(Figure contents as structured data)
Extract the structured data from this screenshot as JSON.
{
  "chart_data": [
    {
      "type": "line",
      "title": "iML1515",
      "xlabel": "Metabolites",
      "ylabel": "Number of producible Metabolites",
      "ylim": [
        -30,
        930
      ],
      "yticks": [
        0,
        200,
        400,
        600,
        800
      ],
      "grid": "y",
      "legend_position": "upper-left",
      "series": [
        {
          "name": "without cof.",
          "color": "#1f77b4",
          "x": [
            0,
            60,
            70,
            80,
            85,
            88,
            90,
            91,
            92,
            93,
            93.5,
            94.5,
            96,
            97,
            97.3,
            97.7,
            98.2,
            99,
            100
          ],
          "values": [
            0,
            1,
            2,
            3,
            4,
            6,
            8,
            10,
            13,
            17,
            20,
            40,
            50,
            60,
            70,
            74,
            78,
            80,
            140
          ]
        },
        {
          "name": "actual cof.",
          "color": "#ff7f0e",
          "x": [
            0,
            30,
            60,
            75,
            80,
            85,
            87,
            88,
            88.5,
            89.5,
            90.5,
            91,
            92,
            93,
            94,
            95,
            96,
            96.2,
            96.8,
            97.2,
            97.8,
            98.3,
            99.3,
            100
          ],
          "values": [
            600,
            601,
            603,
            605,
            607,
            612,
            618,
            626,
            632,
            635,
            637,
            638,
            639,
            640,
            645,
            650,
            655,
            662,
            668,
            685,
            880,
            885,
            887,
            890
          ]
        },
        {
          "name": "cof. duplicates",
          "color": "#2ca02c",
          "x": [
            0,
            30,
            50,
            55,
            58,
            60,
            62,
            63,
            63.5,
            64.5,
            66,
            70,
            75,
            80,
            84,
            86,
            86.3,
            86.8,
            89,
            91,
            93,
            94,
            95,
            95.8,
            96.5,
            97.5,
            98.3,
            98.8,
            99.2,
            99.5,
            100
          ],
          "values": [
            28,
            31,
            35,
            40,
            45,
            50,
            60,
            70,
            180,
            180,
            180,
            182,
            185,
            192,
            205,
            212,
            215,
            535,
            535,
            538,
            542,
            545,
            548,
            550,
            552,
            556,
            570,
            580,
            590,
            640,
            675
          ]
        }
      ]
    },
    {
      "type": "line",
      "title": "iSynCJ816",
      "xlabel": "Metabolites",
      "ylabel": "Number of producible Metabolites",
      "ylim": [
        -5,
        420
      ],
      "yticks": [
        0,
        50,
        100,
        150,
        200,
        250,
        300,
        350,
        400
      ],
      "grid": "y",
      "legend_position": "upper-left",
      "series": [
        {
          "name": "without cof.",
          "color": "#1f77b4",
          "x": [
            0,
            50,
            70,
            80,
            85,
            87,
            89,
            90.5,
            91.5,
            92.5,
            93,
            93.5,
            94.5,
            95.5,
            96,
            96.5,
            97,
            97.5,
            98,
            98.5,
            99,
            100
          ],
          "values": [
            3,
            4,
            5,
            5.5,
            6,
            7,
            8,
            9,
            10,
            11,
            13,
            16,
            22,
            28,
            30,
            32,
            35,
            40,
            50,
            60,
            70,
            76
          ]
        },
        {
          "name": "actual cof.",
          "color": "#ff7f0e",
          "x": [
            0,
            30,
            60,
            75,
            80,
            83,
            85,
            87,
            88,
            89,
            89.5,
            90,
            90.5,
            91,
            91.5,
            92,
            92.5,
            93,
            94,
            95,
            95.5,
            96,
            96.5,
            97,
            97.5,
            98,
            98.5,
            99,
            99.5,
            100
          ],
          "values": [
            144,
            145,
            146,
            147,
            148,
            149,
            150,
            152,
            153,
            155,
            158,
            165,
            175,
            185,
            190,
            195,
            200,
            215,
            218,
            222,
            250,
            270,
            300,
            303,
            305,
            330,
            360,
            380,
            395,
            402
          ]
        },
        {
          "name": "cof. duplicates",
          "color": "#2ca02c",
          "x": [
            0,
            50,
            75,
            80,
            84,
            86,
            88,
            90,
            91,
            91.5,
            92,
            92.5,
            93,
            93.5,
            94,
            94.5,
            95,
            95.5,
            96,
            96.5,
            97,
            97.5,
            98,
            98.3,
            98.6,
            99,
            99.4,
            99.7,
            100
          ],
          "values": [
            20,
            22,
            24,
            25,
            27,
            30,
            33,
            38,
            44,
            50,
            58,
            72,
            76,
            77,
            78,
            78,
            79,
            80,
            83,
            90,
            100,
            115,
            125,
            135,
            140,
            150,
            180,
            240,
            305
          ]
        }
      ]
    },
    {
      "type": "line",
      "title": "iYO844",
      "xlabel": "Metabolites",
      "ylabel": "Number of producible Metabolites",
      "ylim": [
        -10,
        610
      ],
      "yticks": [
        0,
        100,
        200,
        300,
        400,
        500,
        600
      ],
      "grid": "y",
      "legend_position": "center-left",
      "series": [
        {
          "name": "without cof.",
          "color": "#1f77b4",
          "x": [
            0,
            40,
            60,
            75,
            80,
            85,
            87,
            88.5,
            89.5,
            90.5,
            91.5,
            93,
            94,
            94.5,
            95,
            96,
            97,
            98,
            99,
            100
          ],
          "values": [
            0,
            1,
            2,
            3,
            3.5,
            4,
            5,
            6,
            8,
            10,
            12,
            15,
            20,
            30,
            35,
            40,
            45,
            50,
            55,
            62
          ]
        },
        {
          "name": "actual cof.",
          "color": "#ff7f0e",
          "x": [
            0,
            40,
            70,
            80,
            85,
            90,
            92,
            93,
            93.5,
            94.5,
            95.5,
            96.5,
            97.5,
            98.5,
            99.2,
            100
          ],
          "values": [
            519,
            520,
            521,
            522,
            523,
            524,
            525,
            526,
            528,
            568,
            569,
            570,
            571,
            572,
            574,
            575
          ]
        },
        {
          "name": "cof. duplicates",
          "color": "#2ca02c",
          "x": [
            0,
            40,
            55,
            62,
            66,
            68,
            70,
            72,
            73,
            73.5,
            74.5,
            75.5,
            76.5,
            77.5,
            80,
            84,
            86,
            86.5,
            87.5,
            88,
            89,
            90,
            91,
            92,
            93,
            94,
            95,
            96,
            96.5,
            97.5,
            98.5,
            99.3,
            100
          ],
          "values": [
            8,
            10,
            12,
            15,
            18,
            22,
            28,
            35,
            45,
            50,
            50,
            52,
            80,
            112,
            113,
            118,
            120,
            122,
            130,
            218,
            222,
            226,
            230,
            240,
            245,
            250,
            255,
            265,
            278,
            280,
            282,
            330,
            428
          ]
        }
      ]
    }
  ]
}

AIM
Exactly as written, please output every entry.

WRITTEN ANSWER
Extract the structured data from this screenshot as JSON.
{
  "chart_data": [
    {
      "type": "line",
      "title": "iML1515",
      "xlabel": "Metabolites",
      "ylabel": "Number of producible Metabolites",
      "ylim": [
        -30,
        930
      ],
      "yticks": [
        0,
        200,
        400,
        600,
        800
      ],
      "grid": "y",
      "legend_position": "upper-left",
      "series": [
        {
          "name": "without cof.",
          "color": "#1f77b4",
          "x": [
            0,
            60,
            70,
            80,
            85,
            88,
            90,
            91,
            92,
            93,
            93.5,
            94.5,
            96,
            97,
            97.3,
            97.7,
            98.2,
            99,
            100
          ],
          "values": [
            0,
            1,
            2,
            3,
            4,
            6,
            8,
            10,
            13,
            17,
            20,
            40,
            50,
            60,
            70,
            74,
            78,
            80,
            140
          ]
        },
        {
          "name": "actual cof.",
          "color": "#ff7f0e",
          "x": [
            0,
            30,
            60,
            75,
            80,
            85,
            87,
            88,
            88.5,
            89.5,
            90.5,
            91,
            92,
            93,
            94,
            95,
            96,
            96.2,
            96.8,
            97.2,
            97.8,
            98.3,
            99.3,
            100
          ],
          "values": [
            600,
            601,
            603,
            605,
            607,
            612,
            618,
            626,
            632,
            635,
            637,
            638,
            639,
            640,
            645,
            650,
            655,
            662,
            668,
            685,
            880,
            885,
            887,
            890
          ]
        },
        {
          "name": "cof. duplicates",
          "color": "#2ca02c",
          "x": [
            0,
            30,
            50,
            55,
            58,
            60,
            62,
            63,
            63.5,
            64.5,
            66,
            70,
            75,
            80,
            84,
            86,
            86.3,
            86.8,
            89,
            91,
            93,
            94,
            95,
            95.8,
            96.5,
            97.5,
            98.3,
            98.8,
            99.2,
            99.5,
            100
          ],
          "values": [
            28,
            31,
            35,
            40,
            45,
            50,
            60,
            70,
            180,
            180,
            180,
            182,
            185,
            192,
            205,
            212,
            215,
            535,
            535,
            538,
            542,
            545,
            548,
            550,
            552,
            556,
            570,
            580,
            590,
            640,
            675
          ]
        }
      ]
    },
    {
      "type": "line",
      "title": "iSynCJ816",
      "xlabel": "Metabolites",
      "ylabel": "Number of producible Metabolites",
      "ylim": [
        -5,
        420
      ],
      "yticks": [
        0,
        50,
        100,
        150,
        200,
        250,
        300,
        350,
        400
      ],
      "grid": "y",
      "legend_position": "upper-left",
      "series": [
        {
          "name": "without cof.",
          "color": "#1f77b4",
          "x": [
            0,
            50,
            70,
            80,
            85,
            87,
            89,
            90.5,
            91.5,
            92.5,
            93,
            93.5,
            94.5,
            95.5,
            96,
            96.5,
            97,
            97.5,
            98,
            98.5,
            99,
            100
          ],
          "values": [
            3,
            4,
            5,
            5.5,
            6,
            7,
            8,
            9,
            10,
            11,
            13,
            16,
            22,
            28,
            30,
            32,
            35,
            40,
            50,
            60,
            70,
            76
          ]
        },
        {
          "name": "actual cof.",
          "color": "#ff7f0e",
          "x": [
            0,
            30,
            60,
            75,
            80,
            83,
            85,
            87,
            88,
            89,
            89.5,
            90,
            90.5,
            91,
            91.5,
            92,
            92.5,
            93,
            94,
            95,
            95.5,
            96,
            96.5,
            97,
            97.5,
            98,
            98.5,
            99,
            99.5,
            100
          ],
          "values": [
            144,
            145,
            146,
            147,
            148,
            149,
            150,
            152,
            153,
            155,
            158,
            165,
            175,
            185,
            190,
            195,
            200,
            215,
            218,
            222,
            250,
            270,
            300,
            303,
            305,
            330,
            360,
            380,
            395,
            402
          ]
        },
        {
          "name": "cof. duplicates",
          "color": "#2ca02c",
          "x": [
            0,
            50,
            75,
            80,
            84,
            86,
            88,
            90,
            91,
            91.5,
            92,
            92.5,
            93,
            93.5,
            94,
            94.5,
            95,
            95.5,
            96,
            96.5,
            97,
            97.5,
            98,
            98.3,
            98.6,
            99,
            99.4,
            99.7,
            100
          ],
          "values": [
            20,
            22,
            24,
            25,
            27,
            30,
            33,
            38,
            44,
            50,
            58,
            72,
            76,
            77,
            78,
            78,
            79,
            80,
            83,
            90,
            100,
            115,
            125,
            135,
            140,
            150,
            180,
            240,
            305
          ]
        }
      ]
    },
    {
      "type": "line",
      "title": "iYO844",
      "xlabel": "Metabolites",
      "ylabel": "Number of producible Metabolites",
      "ylim": [
        -10,
        610
      ],
      "yticks": [
        0,
        100,
        200,
        300,
        400,
        500,
        600
      ],
      "grid": "y",
      "legend_position": "center-left",
      "series": [
        {
          "name": "without cof.",
          "color": "#1f77b4",
          "x": [
            0,
            40,
            60,
            75,
            80,
            85,
            87,
            88.5,
            89.5,
            90.5,
            91.5,
            93,
            94,
            94.5,
            95,
            96,
            97,
            98,
            99,
            100
          ],
          "values": [
            0,
            1,
            2,
            3,
            3.5,
            4,
            5,
            6,
            8,
            10,
            12,
            15,
            20,
            30,
            35,
            40,
            45,
            50,
            55,
            62
          ]
        },
        {
          "name": "actual cof.",
          "color": "#ff7f0e",
          "x": [
            0,
            40,
            70,
            80,
            85,
            90,
            92,
            93,
            93.5,
            94.5,
            95.5,
            96.5,
            97.5,
            98.5,
            99.2,
            100
          ],
          "values": [
            519,
            520,
            521,
            522,
            523,
            524,
            525,
            526,
            528,
            568,
            569,
            570,
            571,
            572,
            574,
            575
          ]
        },
        {
          "name": "cof. duplicates",
          "color": "#2ca02c",
          "x": [
            0,
            40,
            55,
            62,
            66,
            68,
            70,
            72,
            73,
            73.5,
            74.5,
            75.5,
            76.5,
            77.5,
            80,
            84,
            86,
            86.5,
            87.5,
            88,
            89,
            90,
            91,
            92,
            93,
            94,
            95,
            96,
            96.5,
            97.5,
            98.5,
            99.3,
            100
          ],
          "values": [
            8,
            10,
            12,
            15,
            18,
            22,
            28,
            35,
            45,
            50,
            50,
            52,
            80,
            112,
            113,
            118,
            120,
            122,
            130,
            218,
            222,
            226,
            230,
            240,
            245,
            250,
            255,
            265,
            278,
            280,
            282,
            330,
            428
          ]
        }
      ]
    }
  ]
}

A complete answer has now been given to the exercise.